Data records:

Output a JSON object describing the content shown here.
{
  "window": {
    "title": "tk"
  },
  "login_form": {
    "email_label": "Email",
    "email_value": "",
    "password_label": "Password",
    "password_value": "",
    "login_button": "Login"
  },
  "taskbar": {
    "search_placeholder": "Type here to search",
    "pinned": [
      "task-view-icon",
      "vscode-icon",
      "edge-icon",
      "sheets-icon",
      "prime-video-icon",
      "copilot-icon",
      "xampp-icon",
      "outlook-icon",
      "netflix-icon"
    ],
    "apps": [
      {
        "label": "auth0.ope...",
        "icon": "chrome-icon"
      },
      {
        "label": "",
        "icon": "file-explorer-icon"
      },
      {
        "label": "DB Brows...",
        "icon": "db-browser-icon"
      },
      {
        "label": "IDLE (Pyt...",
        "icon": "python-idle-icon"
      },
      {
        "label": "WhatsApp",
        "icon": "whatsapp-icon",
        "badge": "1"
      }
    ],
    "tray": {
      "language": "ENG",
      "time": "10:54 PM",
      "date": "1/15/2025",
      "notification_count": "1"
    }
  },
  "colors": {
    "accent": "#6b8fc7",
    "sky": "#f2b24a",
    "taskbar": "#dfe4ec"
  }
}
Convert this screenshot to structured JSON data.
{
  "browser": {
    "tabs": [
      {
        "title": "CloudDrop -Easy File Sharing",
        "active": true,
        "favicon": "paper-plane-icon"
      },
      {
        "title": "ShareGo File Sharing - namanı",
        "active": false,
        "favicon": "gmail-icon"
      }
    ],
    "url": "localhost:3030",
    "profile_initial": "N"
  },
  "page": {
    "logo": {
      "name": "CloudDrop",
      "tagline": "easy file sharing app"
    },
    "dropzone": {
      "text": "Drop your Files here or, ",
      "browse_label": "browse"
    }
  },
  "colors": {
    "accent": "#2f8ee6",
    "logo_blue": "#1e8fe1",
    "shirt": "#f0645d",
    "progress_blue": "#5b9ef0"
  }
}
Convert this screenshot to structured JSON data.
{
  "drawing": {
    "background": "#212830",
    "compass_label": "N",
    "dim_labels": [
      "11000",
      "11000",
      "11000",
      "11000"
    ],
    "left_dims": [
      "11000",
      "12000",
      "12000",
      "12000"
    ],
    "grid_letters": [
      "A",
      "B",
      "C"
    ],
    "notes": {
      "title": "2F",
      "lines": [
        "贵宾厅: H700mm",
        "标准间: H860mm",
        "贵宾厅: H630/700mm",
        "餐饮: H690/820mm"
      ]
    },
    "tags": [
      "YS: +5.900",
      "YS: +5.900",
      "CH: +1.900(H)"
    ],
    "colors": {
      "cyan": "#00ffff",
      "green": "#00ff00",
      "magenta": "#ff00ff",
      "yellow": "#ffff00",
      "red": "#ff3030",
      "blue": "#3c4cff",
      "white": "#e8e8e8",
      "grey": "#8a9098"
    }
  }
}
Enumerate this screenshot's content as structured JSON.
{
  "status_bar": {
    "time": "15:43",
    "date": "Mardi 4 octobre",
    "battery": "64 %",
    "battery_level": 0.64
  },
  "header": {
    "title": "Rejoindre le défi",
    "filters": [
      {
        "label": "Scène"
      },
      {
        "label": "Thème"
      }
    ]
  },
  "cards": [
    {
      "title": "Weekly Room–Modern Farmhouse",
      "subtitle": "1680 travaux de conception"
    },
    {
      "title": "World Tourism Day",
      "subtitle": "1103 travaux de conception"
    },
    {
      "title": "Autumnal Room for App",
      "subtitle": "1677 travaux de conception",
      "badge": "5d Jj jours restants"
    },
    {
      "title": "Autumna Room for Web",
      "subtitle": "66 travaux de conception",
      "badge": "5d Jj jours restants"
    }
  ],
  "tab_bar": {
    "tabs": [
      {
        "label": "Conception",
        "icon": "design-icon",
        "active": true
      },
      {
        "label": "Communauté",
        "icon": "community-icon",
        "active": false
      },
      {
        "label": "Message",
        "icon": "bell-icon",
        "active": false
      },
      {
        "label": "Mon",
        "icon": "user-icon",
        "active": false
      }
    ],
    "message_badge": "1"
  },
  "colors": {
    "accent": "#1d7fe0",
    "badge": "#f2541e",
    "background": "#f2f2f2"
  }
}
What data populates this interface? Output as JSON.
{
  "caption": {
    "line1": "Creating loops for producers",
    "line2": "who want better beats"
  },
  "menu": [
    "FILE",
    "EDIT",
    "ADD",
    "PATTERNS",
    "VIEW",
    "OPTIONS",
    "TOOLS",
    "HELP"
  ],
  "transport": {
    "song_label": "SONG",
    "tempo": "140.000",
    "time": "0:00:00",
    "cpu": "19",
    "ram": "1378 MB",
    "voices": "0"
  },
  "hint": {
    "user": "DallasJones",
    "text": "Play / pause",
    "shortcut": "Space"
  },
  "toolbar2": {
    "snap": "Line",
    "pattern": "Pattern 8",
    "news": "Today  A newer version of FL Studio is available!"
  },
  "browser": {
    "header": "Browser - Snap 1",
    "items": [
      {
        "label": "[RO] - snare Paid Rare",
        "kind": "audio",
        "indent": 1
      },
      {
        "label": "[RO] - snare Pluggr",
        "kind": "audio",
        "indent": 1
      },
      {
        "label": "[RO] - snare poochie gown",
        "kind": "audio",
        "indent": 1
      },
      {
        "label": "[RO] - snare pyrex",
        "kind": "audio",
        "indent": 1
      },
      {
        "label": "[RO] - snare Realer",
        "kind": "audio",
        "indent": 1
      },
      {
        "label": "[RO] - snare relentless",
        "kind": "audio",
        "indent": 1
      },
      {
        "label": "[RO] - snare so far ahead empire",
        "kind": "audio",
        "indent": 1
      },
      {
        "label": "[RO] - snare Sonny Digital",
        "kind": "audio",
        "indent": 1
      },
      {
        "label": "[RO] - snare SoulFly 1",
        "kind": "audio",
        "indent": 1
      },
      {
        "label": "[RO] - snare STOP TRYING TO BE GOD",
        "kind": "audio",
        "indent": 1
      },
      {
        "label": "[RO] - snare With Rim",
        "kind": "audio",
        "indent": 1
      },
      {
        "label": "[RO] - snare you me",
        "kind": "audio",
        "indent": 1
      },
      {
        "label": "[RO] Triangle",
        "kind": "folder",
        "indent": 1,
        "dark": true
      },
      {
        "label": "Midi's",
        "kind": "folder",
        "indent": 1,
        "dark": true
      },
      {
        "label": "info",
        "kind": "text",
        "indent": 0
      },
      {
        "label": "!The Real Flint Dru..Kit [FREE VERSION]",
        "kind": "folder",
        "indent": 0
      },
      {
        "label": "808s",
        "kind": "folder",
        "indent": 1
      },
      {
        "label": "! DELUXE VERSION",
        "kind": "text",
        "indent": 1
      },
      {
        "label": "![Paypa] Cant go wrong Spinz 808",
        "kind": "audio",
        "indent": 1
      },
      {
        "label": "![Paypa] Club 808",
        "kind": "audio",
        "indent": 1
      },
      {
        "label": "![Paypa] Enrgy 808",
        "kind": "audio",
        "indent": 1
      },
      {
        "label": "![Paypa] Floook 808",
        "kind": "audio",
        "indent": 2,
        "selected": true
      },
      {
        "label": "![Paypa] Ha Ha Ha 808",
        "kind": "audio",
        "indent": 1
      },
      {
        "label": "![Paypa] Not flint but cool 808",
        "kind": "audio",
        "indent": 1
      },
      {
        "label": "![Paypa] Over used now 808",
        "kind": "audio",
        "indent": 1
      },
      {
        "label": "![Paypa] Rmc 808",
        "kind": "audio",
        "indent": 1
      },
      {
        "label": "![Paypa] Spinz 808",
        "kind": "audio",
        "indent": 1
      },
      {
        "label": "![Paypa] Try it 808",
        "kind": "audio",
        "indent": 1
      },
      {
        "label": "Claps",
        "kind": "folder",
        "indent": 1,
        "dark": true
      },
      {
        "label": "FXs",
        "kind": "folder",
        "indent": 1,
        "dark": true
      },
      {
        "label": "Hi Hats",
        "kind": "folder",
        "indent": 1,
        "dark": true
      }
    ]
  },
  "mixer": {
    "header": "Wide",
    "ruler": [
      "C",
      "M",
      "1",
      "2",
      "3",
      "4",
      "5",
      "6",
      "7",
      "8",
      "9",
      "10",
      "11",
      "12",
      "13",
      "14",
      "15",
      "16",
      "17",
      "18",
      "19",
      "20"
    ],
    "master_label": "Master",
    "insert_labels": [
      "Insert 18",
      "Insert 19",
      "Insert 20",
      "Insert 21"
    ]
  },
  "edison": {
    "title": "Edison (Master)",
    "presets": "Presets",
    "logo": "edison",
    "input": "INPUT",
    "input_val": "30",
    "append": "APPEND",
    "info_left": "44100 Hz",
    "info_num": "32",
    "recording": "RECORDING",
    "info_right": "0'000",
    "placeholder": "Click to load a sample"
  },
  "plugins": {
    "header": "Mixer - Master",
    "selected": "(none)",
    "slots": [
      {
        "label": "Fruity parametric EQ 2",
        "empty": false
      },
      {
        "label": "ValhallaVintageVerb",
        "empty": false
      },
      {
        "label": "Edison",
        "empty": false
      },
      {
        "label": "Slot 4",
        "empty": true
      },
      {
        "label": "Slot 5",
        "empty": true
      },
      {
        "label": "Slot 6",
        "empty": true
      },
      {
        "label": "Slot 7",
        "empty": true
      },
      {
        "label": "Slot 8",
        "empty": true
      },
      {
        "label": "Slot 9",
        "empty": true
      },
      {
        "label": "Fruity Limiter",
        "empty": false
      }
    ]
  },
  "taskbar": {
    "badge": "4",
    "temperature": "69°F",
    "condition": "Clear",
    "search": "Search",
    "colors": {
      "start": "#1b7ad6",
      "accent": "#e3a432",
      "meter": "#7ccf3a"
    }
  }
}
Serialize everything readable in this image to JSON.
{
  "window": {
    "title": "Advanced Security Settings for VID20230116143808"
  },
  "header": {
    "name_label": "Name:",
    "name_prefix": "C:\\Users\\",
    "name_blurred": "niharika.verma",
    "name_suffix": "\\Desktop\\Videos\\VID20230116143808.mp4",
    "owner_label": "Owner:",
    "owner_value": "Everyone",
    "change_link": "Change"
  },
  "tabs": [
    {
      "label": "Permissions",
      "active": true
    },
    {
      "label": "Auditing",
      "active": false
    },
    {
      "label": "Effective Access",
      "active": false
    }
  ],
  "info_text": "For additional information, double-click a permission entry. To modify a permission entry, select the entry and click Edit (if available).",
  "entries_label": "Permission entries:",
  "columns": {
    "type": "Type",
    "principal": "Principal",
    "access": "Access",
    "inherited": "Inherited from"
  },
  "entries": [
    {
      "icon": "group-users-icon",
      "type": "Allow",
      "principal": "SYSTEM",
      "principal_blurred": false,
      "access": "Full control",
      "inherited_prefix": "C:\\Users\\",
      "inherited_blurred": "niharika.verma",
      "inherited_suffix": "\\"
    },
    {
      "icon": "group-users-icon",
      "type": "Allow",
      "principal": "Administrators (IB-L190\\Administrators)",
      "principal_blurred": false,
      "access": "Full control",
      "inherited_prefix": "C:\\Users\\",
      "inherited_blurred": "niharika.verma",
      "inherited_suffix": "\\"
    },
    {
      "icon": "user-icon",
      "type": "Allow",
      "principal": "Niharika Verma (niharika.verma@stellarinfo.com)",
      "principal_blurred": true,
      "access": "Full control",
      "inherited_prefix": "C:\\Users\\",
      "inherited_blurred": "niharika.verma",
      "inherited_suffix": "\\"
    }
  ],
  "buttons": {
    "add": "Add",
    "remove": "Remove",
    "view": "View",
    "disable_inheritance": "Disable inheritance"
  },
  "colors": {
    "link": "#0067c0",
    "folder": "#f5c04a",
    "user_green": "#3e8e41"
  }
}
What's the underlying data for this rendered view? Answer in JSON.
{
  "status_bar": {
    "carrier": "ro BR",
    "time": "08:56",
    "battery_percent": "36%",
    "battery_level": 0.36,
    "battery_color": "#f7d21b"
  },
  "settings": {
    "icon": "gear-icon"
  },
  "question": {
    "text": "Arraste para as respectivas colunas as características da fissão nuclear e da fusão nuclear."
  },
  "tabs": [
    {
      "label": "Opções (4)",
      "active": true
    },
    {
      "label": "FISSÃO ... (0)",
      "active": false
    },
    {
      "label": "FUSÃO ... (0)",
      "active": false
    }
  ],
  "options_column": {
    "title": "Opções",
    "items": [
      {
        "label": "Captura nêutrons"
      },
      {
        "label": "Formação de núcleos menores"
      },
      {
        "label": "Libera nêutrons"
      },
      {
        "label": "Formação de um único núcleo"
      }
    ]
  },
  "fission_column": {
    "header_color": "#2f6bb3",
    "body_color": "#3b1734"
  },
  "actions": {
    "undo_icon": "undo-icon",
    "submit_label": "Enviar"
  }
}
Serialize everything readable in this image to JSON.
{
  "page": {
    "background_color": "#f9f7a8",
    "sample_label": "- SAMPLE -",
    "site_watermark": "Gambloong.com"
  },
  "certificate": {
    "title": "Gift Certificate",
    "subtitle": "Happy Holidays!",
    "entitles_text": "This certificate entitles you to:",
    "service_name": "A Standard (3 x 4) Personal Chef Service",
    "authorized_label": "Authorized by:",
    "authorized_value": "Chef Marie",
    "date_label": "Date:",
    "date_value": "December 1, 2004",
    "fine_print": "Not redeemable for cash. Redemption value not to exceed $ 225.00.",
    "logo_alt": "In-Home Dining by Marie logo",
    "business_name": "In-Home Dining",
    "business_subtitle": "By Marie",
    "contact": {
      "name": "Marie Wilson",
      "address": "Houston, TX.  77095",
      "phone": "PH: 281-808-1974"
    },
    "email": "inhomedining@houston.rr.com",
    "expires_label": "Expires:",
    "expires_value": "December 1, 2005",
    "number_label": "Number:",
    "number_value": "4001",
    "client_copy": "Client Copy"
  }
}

• [WHAT YOU NEED TO DO]: Find out how many lines in the listing contain the string "Master". Give the number alone.

• [FULL ANSWER]: 3